***** Data provided *****

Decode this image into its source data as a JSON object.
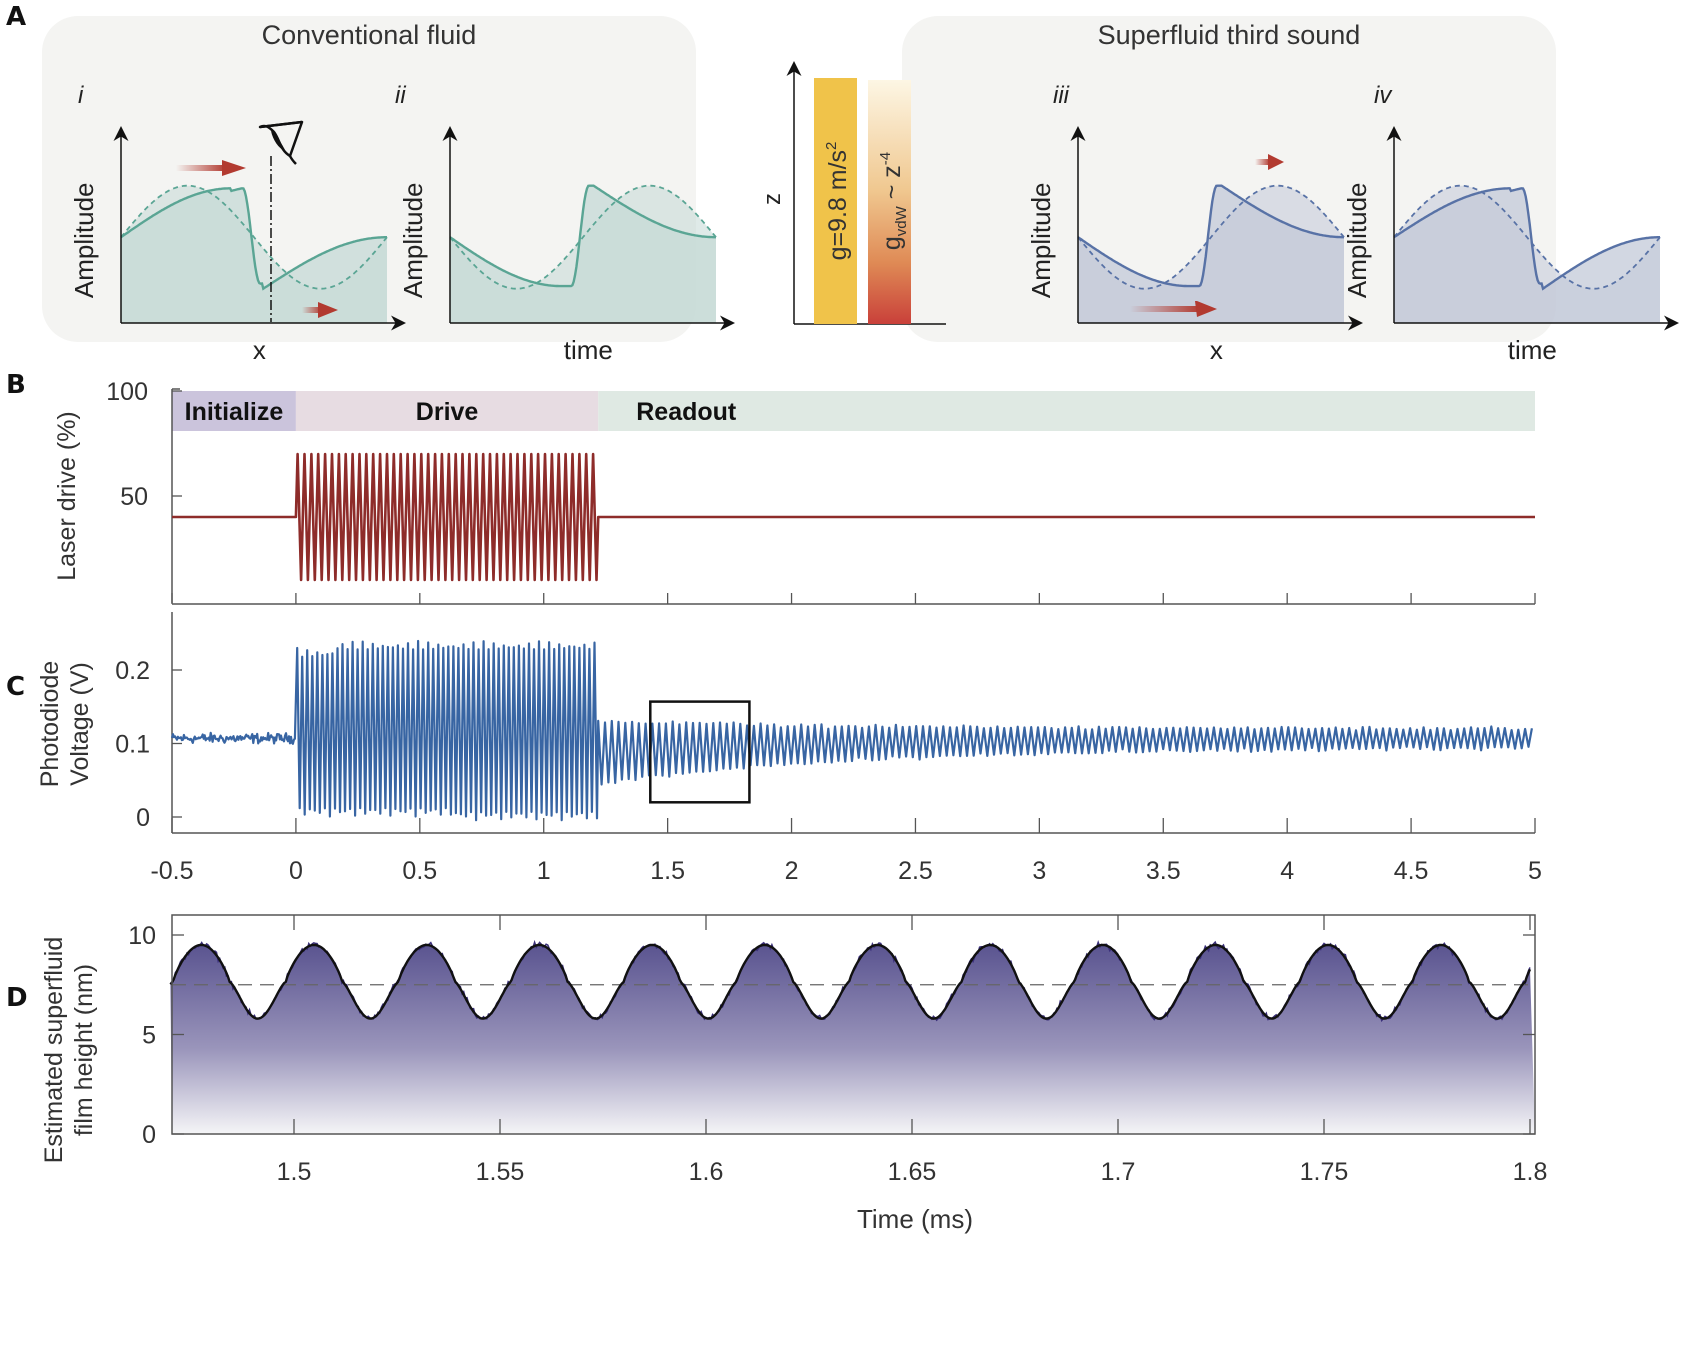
{
  "figure": {
    "panel_labels": [
      "A",
      "B",
      "C",
      "D"
    ]
  },
  "panel_a": {
    "left_box_title": "Conventional fluid",
    "right_box_title": "Superfluid third sound",
    "subpanels": [
      {
        "label": "i",
        "ylabel": "Amplitude",
        "xlabel": "x",
        "color": "#5aa594",
        "fill": "#c5d9d5"
      },
      {
        "label": "ii",
        "ylabel": "Amplitude",
        "xlabel": "time",
        "color": "#5aa594",
        "fill": "#c5d9d5"
      },
      {
        "label": "iii",
        "ylabel": "Amplitude",
        "xlabel": "x",
        "color": "#5872a6",
        "fill": "#c3c9d8"
      },
      {
        "label": "iv",
        "ylabel": "Amplitude",
        "xlabel": "time",
        "color": "#5872a6",
        "fill": "#c3c9d8"
      }
    ],
    "center": {
      "axis_label": "z",
      "bar1_label": "g=9.8 m/s²",
      "bar1_label_main": "g=9.8 m/s",
      "bar1_label_sup": "2",
      "bar2_label_g": "g",
      "bar2_label_sub": "vdW",
      "bar2_label_rest": " ~ z",
      "bar2_label_sup": "-4",
      "bar1_color": "#f0c34a",
      "bar2_color_top": "#fdf6e4",
      "bar2_color_bottom": "#c9403a"
    },
    "arrow_color": "#b23a30"
  },
  "chart_data": [
    {
      "id": "B",
      "type": "line",
      "title": "",
      "xlabel": "",
      "ylabel": "Laser drive (%)",
      "xlim": [
        -0.5,
        5
      ],
      "ylim": [
        0,
        100
      ],
      "yticks": [
        50,
        100
      ],
      "yticklabels": [
        "50",
        "100"
      ],
      "xticks": [
        -0.5,
        0,
        0.5,
        1,
        1.5,
        2,
        2.5,
        3,
        3.5,
        4,
        4.5,
        5
      ],
      "phases": [
        {
          "label": "Initialize",
          "start": -0.5,
          "end": 0,
          "color": "#cbc4dc"
        },
        {
          "label": "Drive",
          "start": 0,
          "end": 1.22,
          "color": "#e7dce2"
        },
        {
          "label": "Readout",
          "start": 1.22,
          "end": 5,
          "color": "#dfe9e3"
        }
      ],
      "series": [
        {
          "name": "Laser drive",
          "color": "#8e2c2a",
          "baseline": 40,
          "drive_start": 0,
          "drive_end": 1.22,
          "drive_max": 70,
          "drive_min": 10,
          "drive_cycles": 44
        }
      ]
    },
    {
      "id": "C",
      "type": "line",
      "title": "",
      "xlabel": "",
      "ylabel": "Photodiode Voltage (V)",
      "ylabel_lines": [
        "Photodiode",
        "Voltage (V)"
      ],
      "xlim": [
        -0.5,
        5
      ],
      "ylim": [
        -0.03,
        0.27
      ],
      "yticks": [
        0,
        0.1,
        0.2
      ],
      "yticklabels": [
        "0",
        "0.1",
        "0.2"
      ],
      "xticks": [
        -0.5,
        0,
        0.5,
        1,
        1.5,
        2,
        2.5,
        3,
        3.5,
        4,
        4.5,
        5
      ],
      "xticklabels": [
        "-0.5",
        "0",
        "0.5",
        "1",
        "1.5",
        "2",
        "2.5",
        "3",
        "3.5",
        "4",
        "4.5",
        "5"
      ],
      "series": [
        {
          "name": "Photodiode voltage",
          "color": "#3865a3",
          "baseline_mean": 0.107,
          "initialize_noise": 0.01,
          "drive_max": 0.24,
          "drive_min": 0.0,
          "readout_initial_max": 0.13,
          "readout_initial_min": 0.045,
          "readout_final_max": 0.12,
          "readout_final_min": 0.095
        }
      ],
      "zoom_box": {
        "x_start": 1.43,
        "x_end": 1.83,
        "y_min": 0.02,
        "y_max": 0.157
      }
    },
    {
      "id": "D",
      "type": "area",
      "title": "",
      "xlabel": "Time (ms)",
      "ylabel": "Estimated superfluid film height (nm)",
      "ylabel_lines": [
        "Estimated superfluid",
        "film height (nm)"
      ],
      "xlim": [
        1.47,
        1.8
      ],
      "ylim": [
        0,
        11
      ],
      "yticks": [
        0,
        5,
        10
      ],
      "yticklabels": [
        "0",
        "5",
        "10"
      ],
      "xticks": [
        1.5,
        1.55,
        1.6,
        1.65,
        1.7,
        1.75,
        1.8
      ],
      "xticklabels": [
        "1.5",
        "1.55",
        "1.6",
        "1.65",
        "1.7",
        "1.75",
        "1.8"
      ],
      "reference_line": 7.5,
      "series": [
        {
          "name": "Film height",
          "color": "#3a2f7a",
          "smooth_color": "#111111",
          "fill_top": "#5a5490",
          "fill_bottom": "#f5f5f7",
          "period": 0.02735,
          "first_peak": 1.4775,
          "max": 9.5,
          "min": 5.8,
          "start_value": 6.8,
          "end_value": 7.9
        }
      ]
    }
  ]
}
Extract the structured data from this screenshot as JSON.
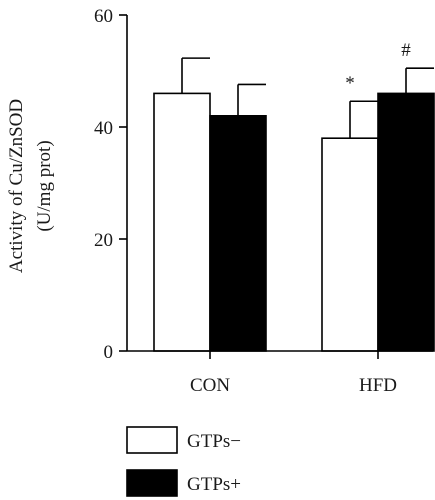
{
  "chart_data": {
    "type": "bar",
    "title": "",
    "xlabel": "",
    "ylabel_line1": "Activity of Cu/ZnSOD",
    "ylabel_line2": "(U/mg prot)",
    "ylim": [
      0,
      60
    ],
    "yticks": [
      0,
      20,
      40,
      60
    ],
    "categories": [
      "CON",
      "HFD"
    ],
    "series": [
      {
        "name": "GTPs−",
        "values": [
          46,
          38
        ],
        "errors": [
          6.3,
          6.6
        ],
        "color": "#ffffff"
      },
      {
        "name": "GTPs+",
        "values": [
          42,
          46
        ],
        "errors": [
          5.6,
          4.5
        ],
        "color": "#000000"
      }
    ],
    "annotations": [
      {
        "category": "HFD",
        "series": "GTPs−",
        "text": "*"
      },
      {
        "category": "HFD",
        "series": "GTPs+",
        "text": "#"
      }
    ],
    "legend_position": "bottom-left",
    "grid": false
  }
}
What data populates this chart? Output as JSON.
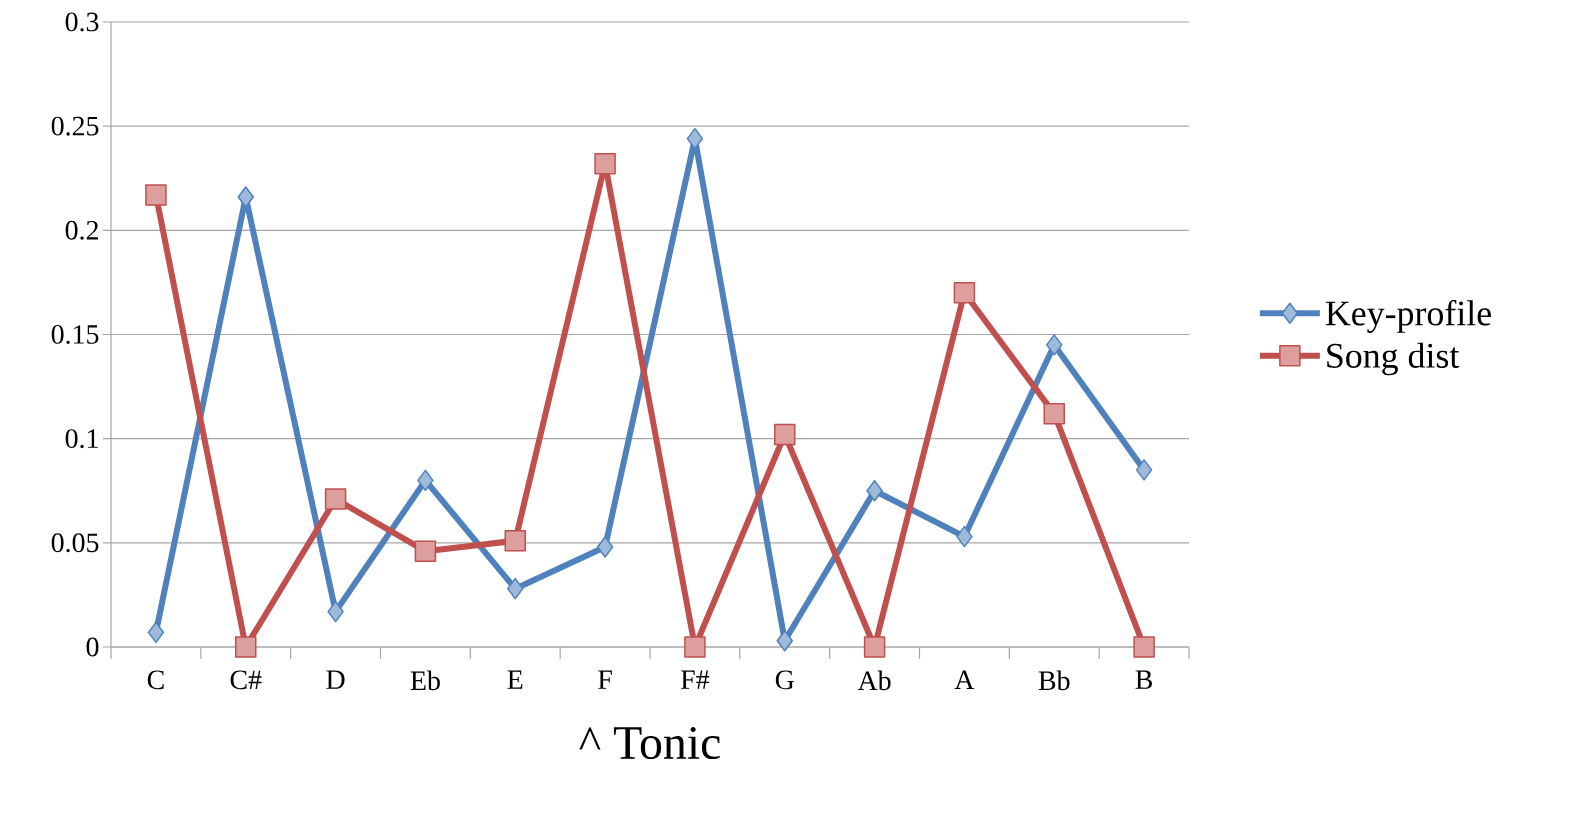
{
  "chart_data": {
    "type": "line",
    "xlabel": "^ Tonic",
    "categories": [
      "C",
      "C#",
      "D",
      "Eb",
      "E",
      "F",
      "F#",
      "G",
      "Ab",
      "A",
      "Bb",
      "B"
    ],
    "series": [
      {
        "name": "Key-profile",
        "color": "#4f81bd",
        "marker": "diamond",
        "values": [
          0.007,
          0.216,
          0.017,
          0.08,
          0.028,
          0.048,
          0.244,
          0.003,
          0.075,
          0.053,
          0.145,
          0.085
        ]
      },
      {
        "name": "Song dist",
        "color": "#c0504d",
        "marker": "square",
        "values": [
          0.217,
          0,
          0.071,
          0.046,
          0.051,
          0.232,
          0,
          0.102,
          0,
          0.17,
          0.112,
          0
        ]
      }
    ],
    "ylim": [
      0,
      0.3
    ],
    "yticks": [
      0,
      0.05,
      0.1,
      0.15,
      0.2,
      0.25,
      0.3
    ],
    "grid": "y",
    "legend": "right",
    "line_style": "solid"
  }
}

*****

Locate the word "height" in the entries, and copy every line where it is found.

      "ylabel": "Estimated superfluid film height (nm)",
        "film height (nm)"
          "name": "Film height",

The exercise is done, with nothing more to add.